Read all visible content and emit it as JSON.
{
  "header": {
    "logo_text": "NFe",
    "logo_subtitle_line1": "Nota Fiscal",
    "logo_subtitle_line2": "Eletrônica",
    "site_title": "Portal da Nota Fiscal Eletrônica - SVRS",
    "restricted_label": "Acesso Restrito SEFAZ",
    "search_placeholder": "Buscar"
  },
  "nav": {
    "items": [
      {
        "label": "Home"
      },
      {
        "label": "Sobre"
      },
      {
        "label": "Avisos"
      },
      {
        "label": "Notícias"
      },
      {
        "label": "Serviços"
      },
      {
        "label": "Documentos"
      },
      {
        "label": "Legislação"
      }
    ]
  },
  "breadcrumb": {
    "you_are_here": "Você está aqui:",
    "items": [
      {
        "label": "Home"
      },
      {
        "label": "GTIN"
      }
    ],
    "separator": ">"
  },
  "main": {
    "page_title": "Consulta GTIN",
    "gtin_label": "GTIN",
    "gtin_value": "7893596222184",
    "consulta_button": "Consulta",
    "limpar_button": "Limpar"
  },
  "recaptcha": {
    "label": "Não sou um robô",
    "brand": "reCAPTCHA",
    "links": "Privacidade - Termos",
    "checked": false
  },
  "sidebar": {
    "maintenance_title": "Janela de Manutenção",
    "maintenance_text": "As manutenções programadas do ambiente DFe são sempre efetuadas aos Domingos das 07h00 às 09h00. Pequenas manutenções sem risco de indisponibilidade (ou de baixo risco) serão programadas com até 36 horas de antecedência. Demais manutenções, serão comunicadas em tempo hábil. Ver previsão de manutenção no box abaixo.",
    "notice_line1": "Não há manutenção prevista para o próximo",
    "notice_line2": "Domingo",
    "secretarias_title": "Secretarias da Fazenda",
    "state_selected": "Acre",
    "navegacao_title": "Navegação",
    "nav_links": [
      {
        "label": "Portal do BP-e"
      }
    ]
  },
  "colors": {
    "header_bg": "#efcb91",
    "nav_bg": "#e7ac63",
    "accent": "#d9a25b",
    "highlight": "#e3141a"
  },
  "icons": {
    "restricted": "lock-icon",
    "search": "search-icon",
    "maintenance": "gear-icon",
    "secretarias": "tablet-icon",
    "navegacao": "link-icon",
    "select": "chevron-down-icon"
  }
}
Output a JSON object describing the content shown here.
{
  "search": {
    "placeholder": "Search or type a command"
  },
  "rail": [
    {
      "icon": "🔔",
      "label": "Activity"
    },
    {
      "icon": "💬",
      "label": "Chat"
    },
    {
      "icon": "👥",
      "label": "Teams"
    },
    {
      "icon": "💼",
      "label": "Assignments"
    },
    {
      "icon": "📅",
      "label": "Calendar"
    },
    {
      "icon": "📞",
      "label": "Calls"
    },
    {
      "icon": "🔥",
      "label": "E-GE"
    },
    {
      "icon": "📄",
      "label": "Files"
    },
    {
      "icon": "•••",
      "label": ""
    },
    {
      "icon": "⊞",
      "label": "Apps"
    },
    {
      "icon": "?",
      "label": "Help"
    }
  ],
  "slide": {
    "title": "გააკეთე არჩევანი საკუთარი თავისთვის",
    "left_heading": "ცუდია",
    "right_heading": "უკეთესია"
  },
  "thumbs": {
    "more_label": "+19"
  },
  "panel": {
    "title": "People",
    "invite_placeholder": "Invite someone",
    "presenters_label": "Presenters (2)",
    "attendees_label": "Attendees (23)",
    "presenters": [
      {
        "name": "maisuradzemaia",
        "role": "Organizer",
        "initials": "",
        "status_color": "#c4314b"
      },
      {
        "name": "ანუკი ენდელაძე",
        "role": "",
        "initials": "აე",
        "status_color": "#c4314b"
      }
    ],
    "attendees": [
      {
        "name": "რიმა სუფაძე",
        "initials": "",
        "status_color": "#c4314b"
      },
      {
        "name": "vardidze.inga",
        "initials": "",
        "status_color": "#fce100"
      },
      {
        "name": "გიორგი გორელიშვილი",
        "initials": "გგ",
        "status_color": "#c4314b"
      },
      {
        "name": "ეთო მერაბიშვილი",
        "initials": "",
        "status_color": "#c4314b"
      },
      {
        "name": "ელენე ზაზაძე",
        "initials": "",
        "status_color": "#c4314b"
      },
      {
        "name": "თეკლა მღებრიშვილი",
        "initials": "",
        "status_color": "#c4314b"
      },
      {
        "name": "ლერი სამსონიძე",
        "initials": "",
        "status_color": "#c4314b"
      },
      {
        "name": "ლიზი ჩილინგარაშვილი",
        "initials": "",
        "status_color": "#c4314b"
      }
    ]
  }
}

- - - - - - -

**Instructions for the task**
Show every line where the string "Eletrônica" appears.

**Complete response**
    "logo_subtitle_line2": "Eletrônica",
    "site_title": "Portal da Nota Fiscal Eletrônica - SVRS",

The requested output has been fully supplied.